**INPUT:**
---*---
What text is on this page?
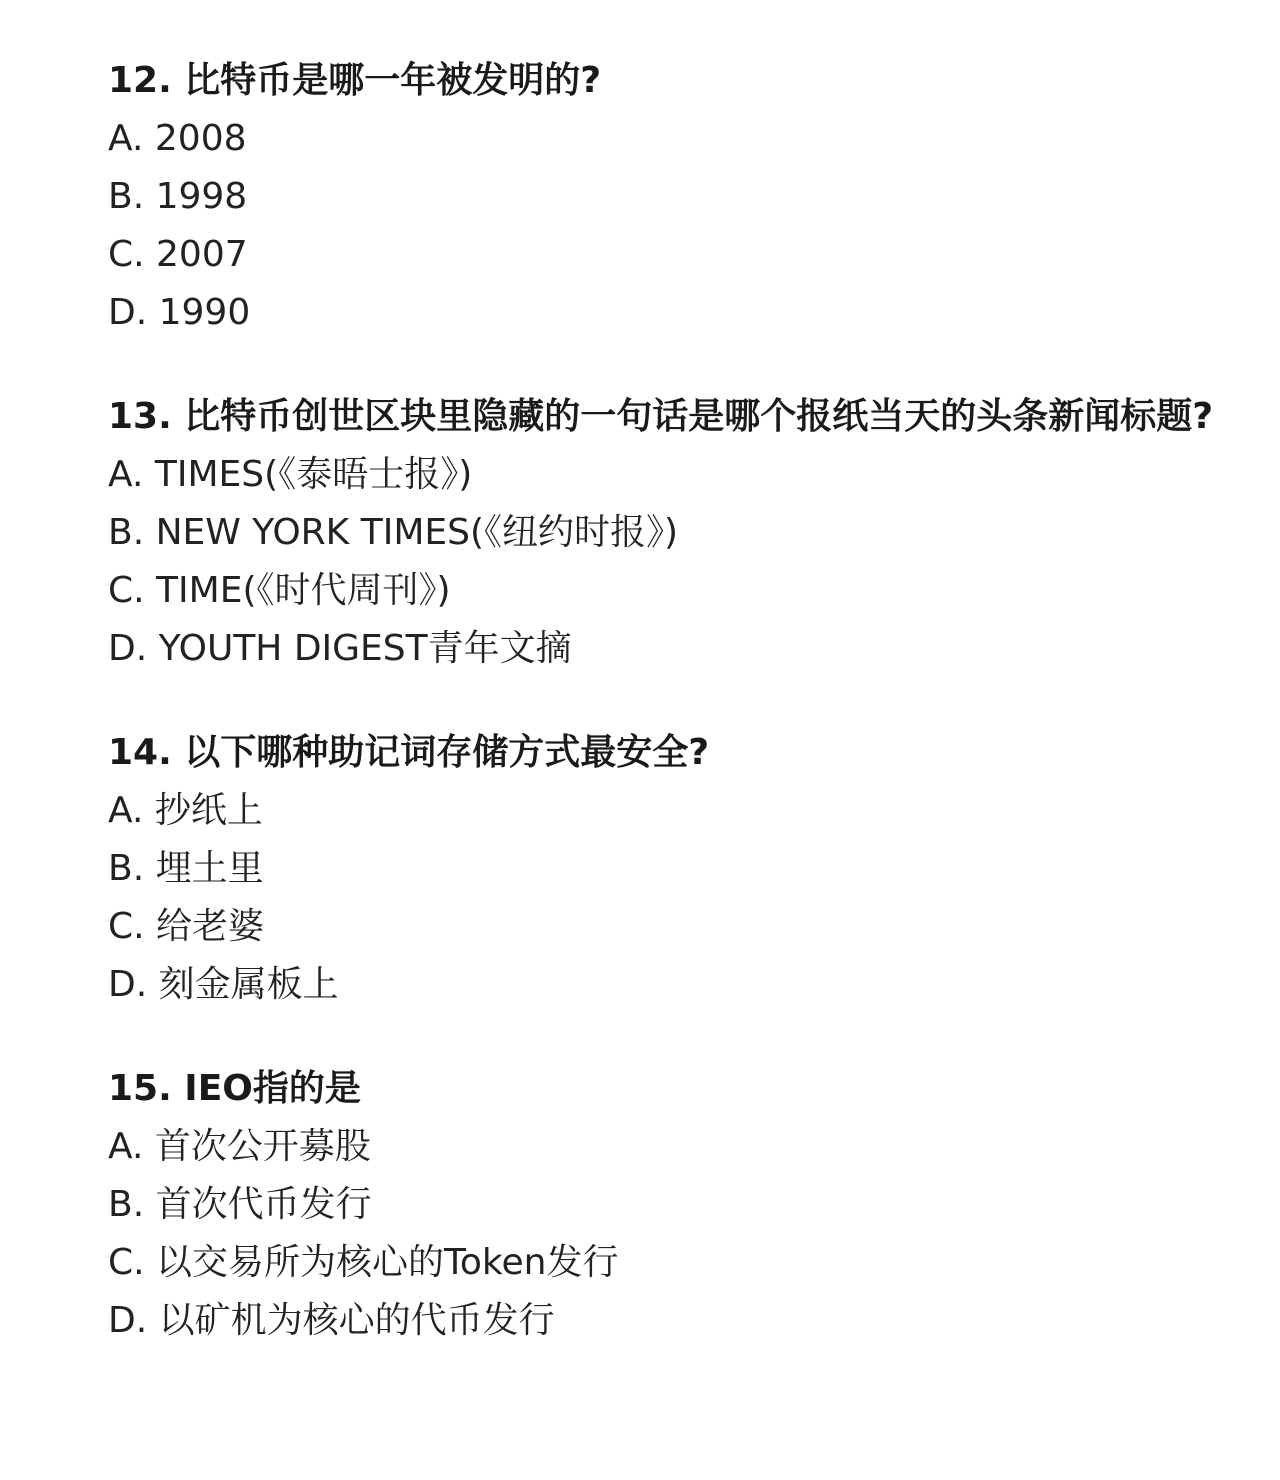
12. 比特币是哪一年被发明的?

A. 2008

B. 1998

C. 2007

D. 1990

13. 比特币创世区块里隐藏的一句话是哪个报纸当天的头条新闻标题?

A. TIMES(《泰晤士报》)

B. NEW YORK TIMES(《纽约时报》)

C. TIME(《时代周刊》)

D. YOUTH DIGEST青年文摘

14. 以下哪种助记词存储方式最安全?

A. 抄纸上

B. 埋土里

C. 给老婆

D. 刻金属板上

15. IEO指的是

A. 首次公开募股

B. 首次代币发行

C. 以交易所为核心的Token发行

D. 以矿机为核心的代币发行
---*---
**BRIEF:**
Would you set down the listing exactly, omitting pictures?

**RESULT:**
What text is on this page?
12. 比特币是哪一年被发明的?

A. 2008

B. 1998

C. 2007

D. 1990

13. 比特币创世区块里隐藏的一句话是哪个报纸当天的头条新闻标题?

A. TIMES(《泰晤士报》)

B. NEW YORK TIMES(《纽约时报》)

C. TIME(《时代周刊》)

D. YOUTH DIGEST青年文摘

14. 以下哪种助记词存储方式最安全?

A. 抄纸上

B. 埋土里

C. 给老婆

D. 刻金属板上

15. IEO指的是

A. 首次公开募股

B. 首次代币发行

C. 以交易所为核心的Token发行

D. 以矿机为核心的代币发行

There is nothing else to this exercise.